> [SUPPLIED RECORDS]
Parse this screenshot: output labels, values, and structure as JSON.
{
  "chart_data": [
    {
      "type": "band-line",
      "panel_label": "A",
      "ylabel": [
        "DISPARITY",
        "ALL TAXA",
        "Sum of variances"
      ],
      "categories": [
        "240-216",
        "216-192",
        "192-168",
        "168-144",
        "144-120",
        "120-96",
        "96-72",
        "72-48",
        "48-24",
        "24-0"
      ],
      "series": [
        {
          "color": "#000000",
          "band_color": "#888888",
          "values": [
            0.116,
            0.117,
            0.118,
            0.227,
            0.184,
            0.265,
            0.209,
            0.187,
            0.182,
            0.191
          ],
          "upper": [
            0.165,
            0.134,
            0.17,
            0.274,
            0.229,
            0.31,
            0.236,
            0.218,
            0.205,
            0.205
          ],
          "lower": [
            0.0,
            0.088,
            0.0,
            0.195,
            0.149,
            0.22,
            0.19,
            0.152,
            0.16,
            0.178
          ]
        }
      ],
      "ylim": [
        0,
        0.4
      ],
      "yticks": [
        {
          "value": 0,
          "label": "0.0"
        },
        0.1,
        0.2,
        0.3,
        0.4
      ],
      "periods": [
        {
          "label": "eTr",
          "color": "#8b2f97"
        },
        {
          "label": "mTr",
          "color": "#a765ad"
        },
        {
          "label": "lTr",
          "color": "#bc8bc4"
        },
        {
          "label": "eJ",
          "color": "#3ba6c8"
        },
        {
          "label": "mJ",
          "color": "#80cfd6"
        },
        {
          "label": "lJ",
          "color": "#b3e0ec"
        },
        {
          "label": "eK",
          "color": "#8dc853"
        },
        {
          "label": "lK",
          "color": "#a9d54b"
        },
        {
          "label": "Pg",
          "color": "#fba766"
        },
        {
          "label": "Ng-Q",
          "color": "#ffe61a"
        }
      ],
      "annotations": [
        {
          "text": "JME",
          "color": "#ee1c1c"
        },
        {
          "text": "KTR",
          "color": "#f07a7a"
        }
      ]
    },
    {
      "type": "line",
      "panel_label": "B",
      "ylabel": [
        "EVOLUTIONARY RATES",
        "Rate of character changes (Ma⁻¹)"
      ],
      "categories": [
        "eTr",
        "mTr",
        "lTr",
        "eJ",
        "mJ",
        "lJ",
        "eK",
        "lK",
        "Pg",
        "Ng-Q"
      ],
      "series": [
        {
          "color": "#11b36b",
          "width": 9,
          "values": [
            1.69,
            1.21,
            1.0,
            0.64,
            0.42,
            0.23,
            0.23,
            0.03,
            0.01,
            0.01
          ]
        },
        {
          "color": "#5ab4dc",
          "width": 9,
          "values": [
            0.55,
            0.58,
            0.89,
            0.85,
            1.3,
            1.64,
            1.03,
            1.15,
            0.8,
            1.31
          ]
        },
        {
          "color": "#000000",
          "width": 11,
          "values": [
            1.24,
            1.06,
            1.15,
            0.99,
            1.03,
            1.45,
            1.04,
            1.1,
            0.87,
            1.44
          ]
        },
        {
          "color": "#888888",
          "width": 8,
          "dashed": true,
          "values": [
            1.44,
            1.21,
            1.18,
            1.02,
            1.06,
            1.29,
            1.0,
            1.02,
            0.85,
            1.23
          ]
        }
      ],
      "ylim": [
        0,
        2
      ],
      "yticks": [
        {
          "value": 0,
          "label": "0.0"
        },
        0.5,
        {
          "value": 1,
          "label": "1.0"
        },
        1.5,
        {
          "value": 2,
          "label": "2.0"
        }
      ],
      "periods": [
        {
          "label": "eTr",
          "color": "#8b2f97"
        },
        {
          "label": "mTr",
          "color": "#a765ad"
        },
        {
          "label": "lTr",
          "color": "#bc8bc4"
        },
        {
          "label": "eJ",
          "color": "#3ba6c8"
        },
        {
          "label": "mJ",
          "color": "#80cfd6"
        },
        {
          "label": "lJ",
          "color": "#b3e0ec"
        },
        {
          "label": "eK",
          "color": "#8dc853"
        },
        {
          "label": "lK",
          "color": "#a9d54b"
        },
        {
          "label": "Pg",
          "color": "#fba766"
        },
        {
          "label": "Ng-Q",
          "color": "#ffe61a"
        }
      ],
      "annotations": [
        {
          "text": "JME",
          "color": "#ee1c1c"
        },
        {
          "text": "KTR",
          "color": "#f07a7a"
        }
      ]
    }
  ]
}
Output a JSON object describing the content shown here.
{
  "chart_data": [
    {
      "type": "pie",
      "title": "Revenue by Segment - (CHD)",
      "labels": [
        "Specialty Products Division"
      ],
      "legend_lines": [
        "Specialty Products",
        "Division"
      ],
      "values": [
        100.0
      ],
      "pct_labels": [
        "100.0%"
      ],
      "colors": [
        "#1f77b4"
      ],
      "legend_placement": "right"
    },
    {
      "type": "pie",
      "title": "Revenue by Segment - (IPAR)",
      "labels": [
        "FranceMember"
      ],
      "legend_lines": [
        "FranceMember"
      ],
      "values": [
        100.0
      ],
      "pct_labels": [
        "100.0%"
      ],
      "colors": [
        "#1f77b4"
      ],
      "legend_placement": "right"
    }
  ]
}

> [GOAL OF THE EXERCISE] Print the records above exactly as they appear.

> [EXERCISE RESULT]
Parse this screenshot: output labels, values, and structure as JSON.
{
  "chart_data": [
    {
      "type": "band-line",
      "panel_label": "A",
      "ylabel": [
        "DISPARITY",
        "ALL TAXA",
        "Sum of variances"
      ],
      "categories": [
        "240-216",
        "216-192",
        "192-168",
        "168-144",
        "144-120",
        "120-96",
        "96-72",
        "72-48",
        "48-24",
        "24-0"
      ],
      "series": [
        {
          "color": "#000000",
          "band_color": "#888888",
          "values": [
            0.116,
            0.117,
            0.118,
            0.227,
            0.184,
            0.265,
            0.209,
            0.187,
            0.182,
            0.191
          ],
          "upper": [
            0.165,
            0.134,
            0.17,
            0.274,
            0.229,
            0.31,
            0.236,
            0.218,
            0.205,
            0.205
          ],
          "lower": [
            0.0,
            0.088,
            0.0,
            0.195,
            0.149,
            0.22,
            0.19,
            0.152,
            0.16,
            0.178
          ]
        }
      ],
      "ylim": [
        0,
        0.4
      ],
      "yticks": [
        {
          "value": 0,
          "label": "0.0"
        },
        0.1,
        0.2,
        0.3,
        0.4
      ],
      "periods": [
        {
          "label": "eTr",
          "color": "#8b2f97"
        },
        {
          "label": "mTr",
          "color": "#a765ad"
        },
        {
          "label": "lTr",
          "color": "#bc8bc4"
        },
        {
          "label": "eJ",
          "color": "#3ba6c8"
        },
        {
          "label": "mJ",
          "color": "#80cfd6"
        },
        {
          "label": "lJ",
          "color": "#b3e0ec"
        },
        {
          "label": "eK",
          "color": "#8dc853"
        },
        {
          "label": "lK",
          "color": "#a9d54b"
        },
        {
          "label": "Pg",
          "color": "#fba766"
        },
        {
          "label": "Ng-Q",
          "color": "#ffe61a"
        }
      ],
      "annotations": [
        {
          "text": "JME",
          "color": "#ee1c1c"
        },
        {
          "text": "KTR",
          "color": "#f07a7a"
        }
      ]
    },
    {
      "type": "line",
      "panel_label": "B",
      "ylabel": [
        "EVOLUTIONARY RATES",
        "Rate of character changes (Ma⁻¹)"
      ],
      "categories": [
        "eTr",
        "mTr",
        "lTr",
        "eJ",
        "mJ",
        "lJ",
        "eK",
        "lK",
        "Pg",
        "Ng-Q"
      ],
      "series": [
        {
          "color": "#11b36b",
          "width": 9,
          "values": [
            1.69,
            1.21,
            1.0,
            0.64,
            0.42,
            0.23,
            0.23,
            0.03,
            0.01,
            0.01
          ]
        },
        {
          "color": "#5ab4dc",
          "width": 9,
          "values": [
            0.55,
            0.58,
            0.89,
            0.85,
            1.3,
            1.64,
            1.03,
            1.15,
            0.8,
            1.31
          ]
        },
        {
          "color": "#000000",
          "width": 11,
          "values": [
            1.24,
            1.06,
            1.15,
            0.99,
            1.03,
            1.45,
            1.04,
            1.1,
            0.87,
            1.44
          ]
        },
        {
          "color": "#888888",
          "width": 8,
          "dashed": true,
          "values": [
            1.44,
            1.21,
            1.18,
            1.02,
            1.06,
            1.29,
            1.0,
            1.02,
            0.85,
            1.23
          ]
        }
      ],
      "ylim": [
        0,
        2
      ],
      "yticks": [
        {
          "value": 0,
          "label": "0.0"
        },
        0.5,
        {
          "value": 1,
          "label": "1.0"
        },
        1.5,
        {
          "value": 2,
          "label": "2.0"
        }
      ],
      "periods": [
        {
          "label": "eTr",
          "color": "#8b2f97"
        },
        {
          "label": "mTr",
          "color": "#a765ad"
        },
        {
          "label": "lTr",
          "color": "#bc8bc4"
        },
        {
          "label": "eJ",
          "color": "#3ba6c8"
        },
        {
          "label": "mJ",
          "color": "#80cfd6"
        },
        {
          "label": "lJ",
          "color": "#b3e0ec"
        },
        {
          "label": "eK",
          "color": "#8dc853"
        },
        {
          "label": "lK",
          "color": "#a9d54b"
        },
        {
          "label": "Pg",
          "color": "#fba766"
        },
        {
          "label": "Ng-Q",
          "color": "#ffe61a"
        }
      ],
      "annotations": [
        {
          "text": "JME",
          "color": "#ee1c1c"
        },
        {
          "text": "KTR",
          "color": "#f07a7a"
        }
      ]
    }
  ]
}
Output a JSON object describing the content shown here.
{
  "chart_data": [
    {
      "type": "pie",
      "title": "Revenue by Segment - (CHD)",
      "labels": [
        "Specialty Products Division"
      ],
      "legend_lines": [
        "Specialty Products",
        "Division"
      ],
      "values": [
        100.0
      ],
      "pct_labels": [
        "100.0%"
      ],
      "colors": [
        "#1f77b4"
      ],
      "legend_placement": "right"
    },
    {
      "type": "pie",
      "title": "Revenue by Segment - (IPAR)",
      "labels": [
        "FranceMember"
      ],
      "legend_lines": [
        "FranceMember"
      ],
      "values": [
        100.0
      ],
      "pct_labels": [
        "100.0%"
      ],
      "colors": [
        "#1f77b4"
      ],
      "legend_placement": "right"
    }
  ]
}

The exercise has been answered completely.